* _Your goal_: Return all of the lines below exactly as they are.

— start of Material for this exercise —

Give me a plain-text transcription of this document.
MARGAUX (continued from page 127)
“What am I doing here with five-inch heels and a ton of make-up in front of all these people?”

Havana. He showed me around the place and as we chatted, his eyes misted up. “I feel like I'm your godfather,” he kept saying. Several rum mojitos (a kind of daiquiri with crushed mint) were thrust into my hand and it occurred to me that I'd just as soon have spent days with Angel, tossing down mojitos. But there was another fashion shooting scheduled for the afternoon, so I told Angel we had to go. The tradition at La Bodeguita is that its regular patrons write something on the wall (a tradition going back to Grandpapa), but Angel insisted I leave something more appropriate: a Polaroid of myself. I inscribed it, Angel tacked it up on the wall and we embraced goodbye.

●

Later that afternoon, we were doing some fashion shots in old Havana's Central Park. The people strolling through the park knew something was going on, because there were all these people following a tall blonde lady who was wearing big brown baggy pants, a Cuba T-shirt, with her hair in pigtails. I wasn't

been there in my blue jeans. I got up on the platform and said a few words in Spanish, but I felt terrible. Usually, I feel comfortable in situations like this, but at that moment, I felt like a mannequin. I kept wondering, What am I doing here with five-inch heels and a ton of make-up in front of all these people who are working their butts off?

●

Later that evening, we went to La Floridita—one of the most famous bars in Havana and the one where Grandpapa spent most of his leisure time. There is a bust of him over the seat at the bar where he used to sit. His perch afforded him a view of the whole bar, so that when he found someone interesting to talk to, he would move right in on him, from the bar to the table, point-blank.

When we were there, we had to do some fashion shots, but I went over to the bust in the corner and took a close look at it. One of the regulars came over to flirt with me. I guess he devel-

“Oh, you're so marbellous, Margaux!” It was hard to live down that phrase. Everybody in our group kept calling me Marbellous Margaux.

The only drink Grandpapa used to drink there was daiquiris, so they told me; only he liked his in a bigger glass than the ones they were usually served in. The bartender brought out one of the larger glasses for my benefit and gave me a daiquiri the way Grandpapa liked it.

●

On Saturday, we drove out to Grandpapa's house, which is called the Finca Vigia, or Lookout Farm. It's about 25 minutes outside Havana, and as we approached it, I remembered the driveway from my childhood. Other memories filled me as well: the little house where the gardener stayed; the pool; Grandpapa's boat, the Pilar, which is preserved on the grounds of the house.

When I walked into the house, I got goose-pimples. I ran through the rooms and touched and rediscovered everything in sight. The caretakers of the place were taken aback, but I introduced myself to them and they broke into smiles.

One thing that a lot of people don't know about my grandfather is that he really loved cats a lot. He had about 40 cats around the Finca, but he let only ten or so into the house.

— end of Material for this exercise —

* _Exercise answer_:
Give me a plain-text transcription of this document.
MARGAUX (continued from page 127)
“What am I doing here with five-inch heels and a ton of make-up in front of all these people?”

Havana. He showed me around the place and as we chatted, his eyes misted up. “I feel like I'm your godfather,” he kept saying. Several rum mojitos (a kind of daiquiri with crushed mint) were thrust into my hand and it occurred to me that I'd just as soon have spent days with Angel, tossing down mojitos. But there was another fashion shooting scheduled for the afternoon, so I told Angel we had to go. The tradition at La Bodeguita is that its regular patrons write something on the wall (a tradition going back to Grandpapa), but Angel insisted I leave something more appropriate: a Polaroid of myself. I inscribed it, Angel tacked it up on the wall and we embraced goodbye.

●

Later that afternoon, we were doing some fashion shots in old Havana's Central Park. The people strolling through the park knew something was going on, because there were all these people following a tall blonde lady who was wearing big brown baggy pants, a Cuba T-shirt, with her hair in pigtails. I wasn't

been there in my blue jeans. I got up on the platform and said a few words in Spanish, but I felt terrible. Usually, I feel comfortable in situations like this, but at that moment, I felt like a mannequin. I kept wondering, What am I doing here with five-inch heels and a ton of make-up in front of all these people who are working their butts off?

●

Later that evening, we went to La Floridita—one of the most famous bars in Havana and the one where Grandpapa spent most of his leisure time. There is a bust of him over the seat at the bar where he used to sit. His perch afforded him a view of the whole bar, so that when he found someone interesting to talk to, he would move right in on him, from the bar to the table, point-blank.

When we were there, we had to do some fashion shots, but I went over to the bust in the corner and took a close look at it. One of the regulars came over to flirt with me. I guess he devel-

“Oh, you're so marbellous, Margaux!” It was hard to live down that phrase. Everybody in our group kept calling me Marbellous Margaux.

The only drink Grandpapa used to drink there was daiquiris, so they told me; only he liked his in a bigger glass than the ones they were usually served in. The bartender brought out one of the larger glasses for my benefit and gave me a daiquiri the way Grandpapa liked it.

●

On Saturday, we drove out to Grandpapa's house, which is called the Finca Vigia, or Lookout Farm. It's about 25 minutes outside Havana, and as we approached it, I remembered the driveway from my childhood. Other memories filled me as well: the little house where the gardener stayed; the pool; Grandpapa's boat, the Pilar, which is preserved on the grounds of the house.

When I walked into the house, I got goose-pimples. I ran through the rooms and touched and rediscovered everything in sight. The caretakers of the place were taken aback, but I introduced myself to them and they broke into smiles.

One thing that a lot of people don't know about my grandfather is that he really loved cats a lot. He had about 40 cats around the Finca, but he let only ten or so into the house.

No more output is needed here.